■ Instruction:
Transcribe all of the material exactly.

■ Stored data:
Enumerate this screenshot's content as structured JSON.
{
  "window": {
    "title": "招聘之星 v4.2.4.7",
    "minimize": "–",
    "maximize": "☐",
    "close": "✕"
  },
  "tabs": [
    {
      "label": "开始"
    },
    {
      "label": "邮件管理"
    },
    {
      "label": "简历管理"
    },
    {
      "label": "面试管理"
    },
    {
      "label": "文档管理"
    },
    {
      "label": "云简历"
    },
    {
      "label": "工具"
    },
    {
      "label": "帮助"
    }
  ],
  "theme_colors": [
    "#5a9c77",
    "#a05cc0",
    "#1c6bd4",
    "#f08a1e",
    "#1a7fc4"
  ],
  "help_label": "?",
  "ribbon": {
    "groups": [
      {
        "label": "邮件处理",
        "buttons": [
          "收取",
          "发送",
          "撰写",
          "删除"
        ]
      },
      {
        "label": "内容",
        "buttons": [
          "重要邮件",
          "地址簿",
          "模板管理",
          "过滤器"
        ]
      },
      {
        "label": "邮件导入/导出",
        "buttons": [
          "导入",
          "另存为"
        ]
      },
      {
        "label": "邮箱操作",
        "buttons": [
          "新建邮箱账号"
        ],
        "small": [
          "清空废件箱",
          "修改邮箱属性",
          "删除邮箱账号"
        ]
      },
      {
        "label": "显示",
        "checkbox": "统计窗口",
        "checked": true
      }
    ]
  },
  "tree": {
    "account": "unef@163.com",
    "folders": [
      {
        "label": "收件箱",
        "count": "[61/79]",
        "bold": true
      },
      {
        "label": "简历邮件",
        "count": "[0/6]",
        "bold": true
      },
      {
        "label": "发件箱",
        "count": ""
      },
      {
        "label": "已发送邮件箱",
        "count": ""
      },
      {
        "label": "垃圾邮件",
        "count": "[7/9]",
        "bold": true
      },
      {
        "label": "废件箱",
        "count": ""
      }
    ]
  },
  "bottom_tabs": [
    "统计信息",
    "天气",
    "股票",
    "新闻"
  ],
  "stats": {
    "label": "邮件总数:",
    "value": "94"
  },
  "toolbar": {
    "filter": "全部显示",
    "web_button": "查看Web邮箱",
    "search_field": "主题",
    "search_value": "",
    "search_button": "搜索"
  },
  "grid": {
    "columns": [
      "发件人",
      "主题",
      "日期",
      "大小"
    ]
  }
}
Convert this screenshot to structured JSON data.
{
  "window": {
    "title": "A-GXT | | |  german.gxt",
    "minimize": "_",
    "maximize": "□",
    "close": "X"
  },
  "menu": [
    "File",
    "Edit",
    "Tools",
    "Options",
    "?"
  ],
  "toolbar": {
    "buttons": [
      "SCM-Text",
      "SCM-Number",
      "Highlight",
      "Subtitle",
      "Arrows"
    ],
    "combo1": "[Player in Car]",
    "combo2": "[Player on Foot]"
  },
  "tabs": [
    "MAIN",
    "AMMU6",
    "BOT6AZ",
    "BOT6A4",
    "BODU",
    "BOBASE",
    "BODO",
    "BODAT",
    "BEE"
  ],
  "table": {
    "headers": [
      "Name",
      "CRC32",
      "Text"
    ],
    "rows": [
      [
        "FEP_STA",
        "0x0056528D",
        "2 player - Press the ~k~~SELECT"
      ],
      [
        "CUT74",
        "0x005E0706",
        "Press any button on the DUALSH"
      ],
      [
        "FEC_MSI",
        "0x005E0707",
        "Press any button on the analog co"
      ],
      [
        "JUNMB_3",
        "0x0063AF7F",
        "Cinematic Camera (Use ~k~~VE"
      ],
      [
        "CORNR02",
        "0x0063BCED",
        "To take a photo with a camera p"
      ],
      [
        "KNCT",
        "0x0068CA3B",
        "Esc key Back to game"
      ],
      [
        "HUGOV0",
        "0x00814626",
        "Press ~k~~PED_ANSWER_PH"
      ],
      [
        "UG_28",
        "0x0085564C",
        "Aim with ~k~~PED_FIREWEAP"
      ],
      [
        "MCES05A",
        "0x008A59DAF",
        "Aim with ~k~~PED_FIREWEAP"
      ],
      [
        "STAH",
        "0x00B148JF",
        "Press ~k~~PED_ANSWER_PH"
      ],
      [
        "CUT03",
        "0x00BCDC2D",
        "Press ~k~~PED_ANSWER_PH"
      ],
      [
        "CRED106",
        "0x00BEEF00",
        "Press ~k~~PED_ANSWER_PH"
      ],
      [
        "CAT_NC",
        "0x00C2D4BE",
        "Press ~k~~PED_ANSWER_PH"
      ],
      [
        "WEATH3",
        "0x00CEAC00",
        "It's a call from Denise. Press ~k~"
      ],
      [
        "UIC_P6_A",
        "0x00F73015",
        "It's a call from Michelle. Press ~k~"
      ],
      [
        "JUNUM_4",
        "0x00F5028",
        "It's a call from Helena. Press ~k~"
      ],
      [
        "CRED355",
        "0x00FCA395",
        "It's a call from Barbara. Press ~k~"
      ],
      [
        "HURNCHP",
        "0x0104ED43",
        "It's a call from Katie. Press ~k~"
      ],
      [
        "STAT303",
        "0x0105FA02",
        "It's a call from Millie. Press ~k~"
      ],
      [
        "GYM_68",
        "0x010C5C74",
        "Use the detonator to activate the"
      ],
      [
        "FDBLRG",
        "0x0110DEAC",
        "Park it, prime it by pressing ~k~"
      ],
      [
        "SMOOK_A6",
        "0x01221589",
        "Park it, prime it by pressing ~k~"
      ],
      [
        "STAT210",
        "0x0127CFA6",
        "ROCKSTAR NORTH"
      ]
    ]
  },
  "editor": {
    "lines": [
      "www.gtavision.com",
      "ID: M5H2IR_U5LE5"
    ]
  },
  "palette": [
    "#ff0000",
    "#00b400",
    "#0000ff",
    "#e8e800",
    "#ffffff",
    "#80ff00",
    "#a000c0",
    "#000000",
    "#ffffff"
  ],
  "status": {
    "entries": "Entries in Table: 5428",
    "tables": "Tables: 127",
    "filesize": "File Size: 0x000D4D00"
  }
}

■ Full output:
Enumerate this screenshot's content as structured JSON.
{
  "window": {
    "title": "招聘之星 v4.2.4.7",
    "minimize": "–",
    "maximize": "☐",
    "close": "✕"
  },
  "tabs": [
    {
      "label": "开始"
    },
    {
      "label": "邮件管理"
    },
    {
      "label": "简历管理"
    },
    {
      "label": "面试管理"
    },
    {
      "label": "文档管理"
    },
    {
      "label": "云简历"
    },
    {
      "label": "工具"
    },
    {
      "label": "帮助"
    }
  ],
  "theme_colors": [
    "#5a9c77",
    "#a05cc0",
    "#1c6bd4",
    "#f08a1e",
    "#1a7fc4"
  ],
  "help_label": "?",
  "ribbon": {
    "groups": [
      {
        "label": "邮件处理",
        "buttons": [
          "收取",
          "发送",
          "撰写",
          "删除"
        ]
      },
      {
        "label": "内容",
        "buttons": [
          "重要邮件",
          "地址簿",
          "模板管理",
          "过滤器"
        ]
      },
      {
        "label": "邮件导入/导出",
        "buttons": [
          "导入",
          "另存为"
        ]
      },
      {
        "label": "邮箱操作",
        "buttons": [
          "新建邮箱账号"
        ],
        "small": [
          "清空废件箱",
          "修改邮箱属性",
          "删除邮箱账号"
        ]
      },
      {
        "label": "显示",
        "checkbox": "统计窗口",
        "checked": true
      }
    ]
  },
  "tree": {
    "account": "unef@163.com",
    "folders": [
      {
        "label": "收件箱",
        "count": "[61/79]",
        "bold": true
      },
      {
        "label": "简历邮件",
        "count": "[0/6]",
        "bold": true
      },
      {
        "label": "发件箱",
        "count": ""
      },
      {
        "label": "已发送邮件箱",
        "count": ""
      },
      {
        "label": "垃圾邮件",
        "count": "[7/9]",
        "bold": true
      },
      {
        "label": "废件箱",
        "count": ""
      }
    ]
  },
  "bottom_tabs": [
    "统计信息",
    "天气",
    "股票",
    "新闻"
  ],
  "stats": {
    "label": "邮件总数:",
    "value": "94"
  },
  "toolbar": {
    "filter": "全部显示",
    "web_button": "查看Web邮箱",
    "search_field": "主题",
    "search_value": "",
    "search_button": "搜索"
  },
  "grid": {
    "columns": [
      "发件人",
      "主题",
      "日期",
      "大小"
    ]
  }
}
Convert this screenshot to structured JSON data.
{
  "window": {
    "title": "A-GXT | | |  german.gxt",
    "minimize": "_",
    "maximize": "□",
    "close": "X"
  },
  "menu": [
    "File",
    "Edit",
    "Tools",
    "Options",
    "?"
  ],
  "toolbar": {
    "buttons": [
      "SCM-Text",
      "SCM-Number",
      "Highlight",
      "Subtitle",
      "Arrows"
    ],
    "combo1": "[Player in Car]",
    "combo2": "[Player on Foot]"
  },
  "tabs": [
    "MAIN",
    "AMMU6",
    "BOT6AZ",
    "BOT6A4",
    "BODU",
    "BOBASE",
    "BODO",
    "BODAT",
    "BEE"
  ],
  "table": {
    "headers": [
      "Name",
      "CRC32",
      "Text"
    ],
    "rows": [
      [
        "FEP_STA",
        "0x0056528D",
        "2 player - Press the ~k~~SELECT"
      ],
      [
        "CUT74",
        "0x005E0706",
        "Press any button on the DUALSH"
      ],
      [
        "FEC_MSI",
        "0x005E0707",
        "Press any button on the analog co"
      ],
      [
        "JUNMB_3",
        "0x0063AF7F",
        "Cinematic Camera (Use ~k~~VE"
      ],
      [
        "CORNR02",
        "0x0063BCED",
        "To take a photo with a camera p"
      ],
      [
        "KNCT",
        "0x0068CA3B",
        "Esc key Back to game"
      ],
      [
        "HUGOV0",
        "0x00814626",
        "Press ~k~~PED_ANSWER_PH"
      ],
      [
        "UG_28",
        "0x0085564C",
        "Aim with ~k~~PED_FIREWEAP"
      ],
      [
        "MCES05A",
        "0x008A59DAF",
        "Aim with ~k~~PED_FIREWEAP"
      ],
      [
        "STAH",
        "0x00B148JF",
        "Press ~k~~PED_ANSWER_PH"
      ],
      [
        "CUT03",
        "0x00BCDC2D",
        "Press ~k~~PED_ANSWER_PH"
      ],
      [
        "CRED106",
        "0x00BEEF00",
        "Press ~k~~PED_ANSWER_PH"
      ],
      [
        "CAT_NC",
        "0x00C2D4BE",
        "Press ~k~~PED_ANSWER_PH"
      ],
      [
        "WEATH3",
        "0x00CEAC00",
        "It's a call from Denise. Press ~k~"
      ],
      [
        "UIC_P6_A",
        "0x00F73015",
        "It's a call from Michelle. Press ~k~"
      ],
      [
        "JUNUM_4",
        "0x00F5028",
        "It's a call from Helena. Press ~k~"
      ],
      [
        "CRED355",
        "0x00FCA395",
        "It's a call from Barbara. Press ~k~"
      ],
      [
        "HURNCHP",
        "0x0104ED43",
        "It's a call from Katie. Press ~k~"
      ],
      [
        "STAT303",
        "0x0105FA02",
        "It's a call from Millie. Press ~k~"
      ],
      [
        "GYM_68",
        "0x010C5C74",
        "Use the detonator to activate the"
      ],
      [
        "FDBLRG",
        "0x0110DEAC",
        "Park it, prime it by pressing ~k~"
      ],
      [
        "SMOOK_A6",
        "0x01221589",
        "Park it, prime it by pressing ~k~"
      ],
      [
        "STAT210",
        "0x0127CFA6",
        "ROCKSTAR NORTH"
      ]
    ]
  },
  "editor": {
    "lines": [
      "www.gtavision.com",
      "ID: M5H2IR_U5LE5"
    ]
  },
  "palette": [
    "#ff0000",
    "#00b400",
    "#0000ff",
    "#e8e800",
    "#ffffff",
    "#80ff00",
    "#a000c0",
    "#000000",
    "#ffffff"
  ],
  "status": {
    "entries": "Entries in Table: 5428",
    "tables": "Tables: 127",
    "filesize": "File Size: 0x000D4D00"
  }
}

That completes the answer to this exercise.